• **SUPPLIED DATA**
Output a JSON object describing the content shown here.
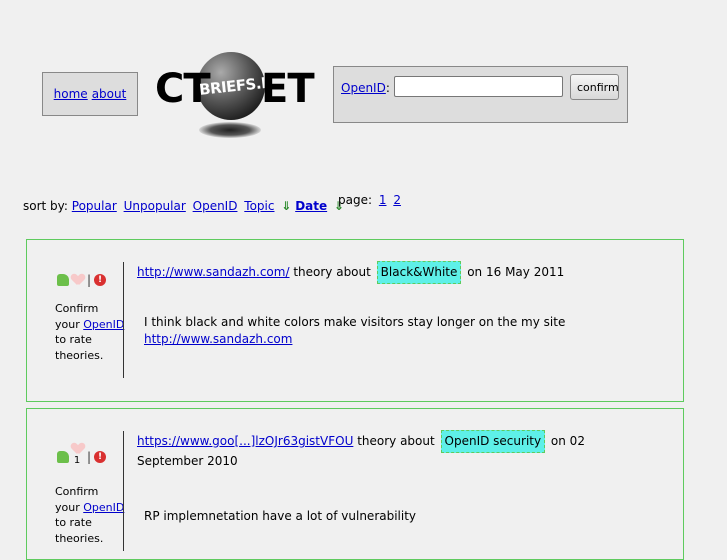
{
  "nav": {
    "home": "home",
    "about": "about"
  },
  "logo": {
    "left": "CT",
    "middle": "BRIEFS.N",
    "right": "ET"
  },
  "openid": {
    "label": "OpenID",
    "colon": ":",
    "input_value": "",
    "button": "confirm"
  },
  "sort": {
    "label": "sort by:",
    "options": [
      "Popular",
      "Unpopular",
      "OpenID",
      "Topic"
    ],
    "arrow": "⇓",
    "active": "Date"
  },
  "pages": {
    "label": "page:",
    "items": [
      "1",
      "2"
    ]
  },
  "theories": [
    {
      "url": "http://www.sandazh.com/",
      "about_text": "theory about",
      "topic": "Black&White",
      "date_text": "on 16 May 2011",
      "vote_count": "",
      "sep": "|",
      "confirm_pre": "Confirm your",
      "confirm_link": "OpenID",
      "confirm_post": "to rate theories.",
      "body_text": "I think black and white colors make visitors stay longer on the my site",
      "body_link": "http://www.sandazh.com"
    },
    {
      "url": "https://www.goo[...]lzOJr63gistVFOU",
      "about_text": "theory about",
      "topic": "OpenID security",
      "date_text": "on 02 September 2010",
      "vote_count": "1",
      "sep": "|",
      "confirm_pre": "Confirm your",
      "confirm_link": "OpenID",
      "confirm_post": "to rate theories.",
      "body_text": "RP implemnetation have a lot of vulnerability",
      "body_link": ""
    }
  ]
}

• **REQUEST**
Check each line of the entries above, and show every one holding the word "sandazh".

• **SOLVED PROBLEM**
      "url": "http://www.sandazh.com/",
      "body_link": "http://www.sandazh.com"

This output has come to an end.